Aim: The records below are split into lines. How many of those lines contain the string "Erotika"? Reply with the number only.

Source data:
+===+
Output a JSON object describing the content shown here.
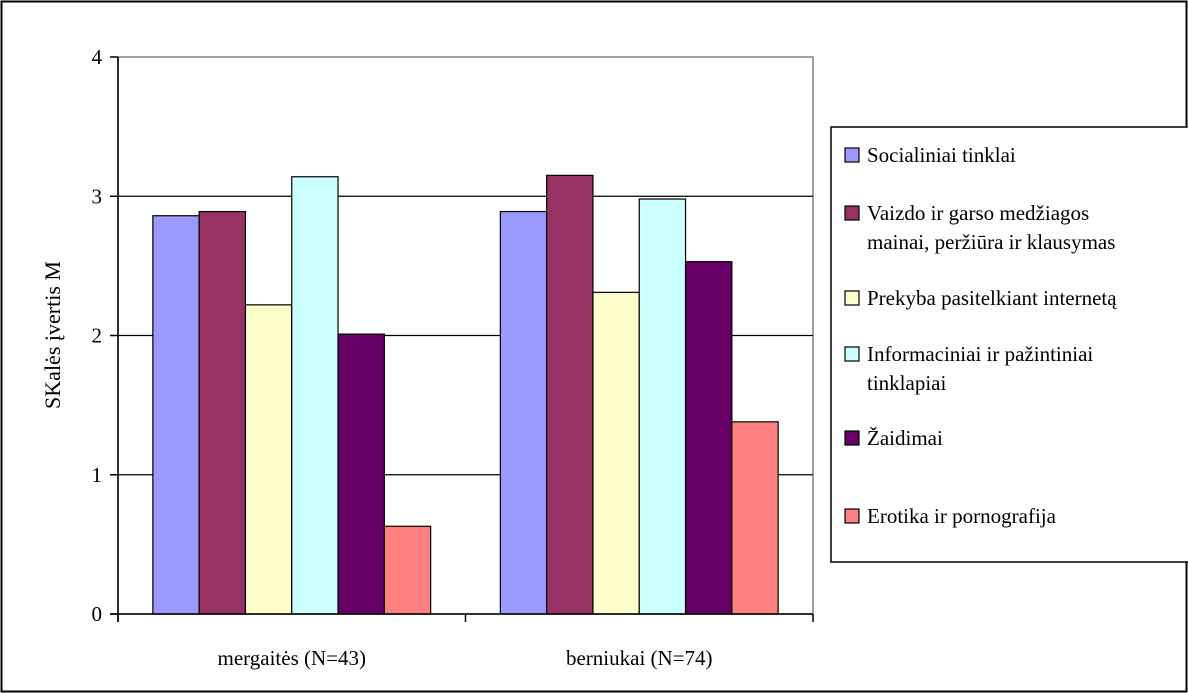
{
  "chart_data": {
    "type": "bar",
    "ylabel": "SKalės įvertis M",
    "ylim": [
      0,
      4
    ],
    "yticks": [
      0,
      1,
      2,
      3,
      4
    ],
    "grid": true,
    "legend_position": "right",
    "categories": [
      "mergaitės (N=43)",
      "berniukai (N=74)"
    ],
    "series": [
      {
        "name": "Socialiniai tinklai",
        "label_lines": [
          "Socialiniai tinklai"
        ],
        "color": "#9999FF",
        "values": [
          2.86,
          2.89
        ]
      },
      {
        "name": "Vaizdo ir garso medžiagos mainai, peržiūra ir klausymas",
        "label_lines": [
          "Vaizdo ir garso medžiagos",
          "mainai, peržiūra ir klausymas"
        ],
        "color": "#993366",
        "values": [
          2.89,
          3.15
        ]
      },
      {
        "name": "Prekyba pasitelkiant internetą",
        "label_lines": [
          "Prekyba pasitelkiant internetą"
        ],
        "color": "#FFFFCC",
        "values": [
          2.22,
          2.31
        ]
      },
      {
        "name": "Informaciniai ir pažintiniai tinklapiai",
        "label_lines": [
          "Informaciniai ir pažintiniai",
          "tinklapiai"
        ],
        "color": "#CCFFFF",
        "values": [
          3.14,
          2.98
        ]
      },
      {
        "name": "Žaidimai",
        "label_lines": [
          "Žaidimai"
        ],
        "color": "#660066",
        "values": [
          2.01,
          2.53
        ]
      },
      {
        "name": "Erotika ir pornografija",
        "label_lines": [
          "Erotika ir pornografija"
        ],
        "color": "#FF8080",
        "values": [
          0.63,
          1.38
        ]
      }
    ]
  }
}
+===+
Solution to the problem: 2